===== Provided data
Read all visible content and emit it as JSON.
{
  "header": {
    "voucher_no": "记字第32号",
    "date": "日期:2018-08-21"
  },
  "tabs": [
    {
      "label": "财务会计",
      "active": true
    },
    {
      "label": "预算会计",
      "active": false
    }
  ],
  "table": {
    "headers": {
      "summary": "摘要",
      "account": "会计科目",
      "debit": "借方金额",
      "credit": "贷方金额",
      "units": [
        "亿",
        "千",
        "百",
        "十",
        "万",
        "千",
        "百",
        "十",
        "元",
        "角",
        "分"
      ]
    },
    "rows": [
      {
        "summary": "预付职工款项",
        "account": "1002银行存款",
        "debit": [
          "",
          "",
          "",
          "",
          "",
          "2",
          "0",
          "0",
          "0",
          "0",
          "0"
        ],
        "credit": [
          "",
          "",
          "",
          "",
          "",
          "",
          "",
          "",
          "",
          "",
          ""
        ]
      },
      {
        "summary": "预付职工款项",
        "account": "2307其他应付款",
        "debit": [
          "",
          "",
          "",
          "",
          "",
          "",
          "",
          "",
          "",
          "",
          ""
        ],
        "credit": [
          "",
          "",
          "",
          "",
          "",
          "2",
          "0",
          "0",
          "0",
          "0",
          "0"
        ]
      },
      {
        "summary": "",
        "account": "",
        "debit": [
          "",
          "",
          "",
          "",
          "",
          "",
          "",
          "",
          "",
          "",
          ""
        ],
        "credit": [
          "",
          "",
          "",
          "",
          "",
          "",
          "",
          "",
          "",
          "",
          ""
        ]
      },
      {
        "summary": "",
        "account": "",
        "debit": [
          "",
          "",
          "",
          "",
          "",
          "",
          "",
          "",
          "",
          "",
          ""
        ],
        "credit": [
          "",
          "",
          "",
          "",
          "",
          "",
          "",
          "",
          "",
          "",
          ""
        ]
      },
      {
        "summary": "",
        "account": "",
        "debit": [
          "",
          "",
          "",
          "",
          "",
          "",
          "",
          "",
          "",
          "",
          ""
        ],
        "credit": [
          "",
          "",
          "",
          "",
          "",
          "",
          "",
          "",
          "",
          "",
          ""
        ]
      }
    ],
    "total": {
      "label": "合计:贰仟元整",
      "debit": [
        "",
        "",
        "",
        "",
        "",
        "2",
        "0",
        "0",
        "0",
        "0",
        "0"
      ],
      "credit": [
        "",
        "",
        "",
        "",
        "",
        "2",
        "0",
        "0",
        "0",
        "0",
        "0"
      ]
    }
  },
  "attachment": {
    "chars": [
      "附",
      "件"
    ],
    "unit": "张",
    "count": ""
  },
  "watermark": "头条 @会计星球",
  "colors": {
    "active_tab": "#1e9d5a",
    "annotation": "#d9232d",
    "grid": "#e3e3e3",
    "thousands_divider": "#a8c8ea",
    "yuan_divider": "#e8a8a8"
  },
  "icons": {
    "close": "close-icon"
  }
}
==========
Output all of the data again. Match it exactly.

Read all visible content and emit it as JSON.
{
  "header": {
    "voucher_no": "记字第32号",
    "date": "日期:2018-08-21"
  },
  "tabs": [
    {
      "label": "财务会计",
      "active": true
    },
    {
      "label": "预算会计",
      "active": false
    }
  ],
  "table": {
    "headers": {
      "summary": "摘要",
      "account": "会计科目",
      "debit": "借方金额",
      "credit": "贷方金额",
      "units": [
        "亿",
        "千",
        "百",
        "十",
        "万",
        "千",
        "百",
        "十",
        "元",
        "角",
        "分"
      ]
    },
    "rows": [
      {
        "summary": "预付职工款项",
        "account": "1002银行存款",
        "debit": [
          "",
          "",
          "",
          "",
          "",
          "2",
          "0",
          "0",
          "0",
          "0",
          "0"
        ],
        "credit": [
          "",
          "",
          "",
          "",
          "",
          "",
          "",
          "",
          "",
          "",
          ""
        ]
      },
      {
        "summary": "预付职工款项",
        "account": "2307其他应付款",
        "debit": [
          "",
          "",
          "",
          "",
          "",
          "",
          "",
          "",
          "",
          "",
          ""
        ],
        "credit": [
          "",
          "",
          "",
          "",
          "",
          "2",
          "0",
          "0",
          "0",
          "0",
          "0"
        ]
      },
      {
        "summary": "",
        "account": "",
        "debit": [
          "",
          "",
          "",
          "",
          "",
          "",
          "",
          "",
          "",
          "",
          ""
        ],
        "credit": [
          "",
          "",
          "",
          "",
          "",
          "",
          "",
          "",
          "",
          "",
          ""
        ]
      },
      {
        "summary": "",
        "account": "",
        "debit": [
          "",
          "",
          "",
          "",
          "",
          "",
          "",
          "",
          "",
          "",
          ""
        ],
        "credit": [
          "",
          "",
          "",
          "",
          "",
          "",
          "",
          "",
          "",
          "",
          ""
        ]
      },
      {
        "summary": "",
        "account": "",
        "debit": [
          "",
          "",
          "",
          "",
          "",
          "",
          "",
          "",
          "",
          "",
          ""
        ],
        "credit": [
          "",
          "",
          "",
          "",
          "",
          "",
          "",
          "",
          "",
          "",
          ""
        ]
      }
    ],
    "total": {
      "label": "合计:贰仟元整",
      "debit": [
        "",
        "",
        "",
        "",
        "",
        "2",
        "0",
        "0",
        "0",
        "0",
        "0"
      ],
      "credit": [
        "",
        "",
        "",
        "",
        "",
        "2",
        "0",
        "0",
        "0",
        "0",
        "0"
      ]
    }
  },
  "attachment": {
    "chars": [
      "附",
      "件"
    ],
    "unit": "张",
    "count": ""
  },
  "watermark": "头条 @会计星球",
  "colors": {
    "active_tab": "#1e9d5a",
    "annotation": "#d9232d",
    "grid": "#e3e3e3",
    "thousands_divider": "#a8c8ea",
    "yuan_divider": "#e8a8a8"
  },
  "icons": {
    "close": "close-icon"
  }
}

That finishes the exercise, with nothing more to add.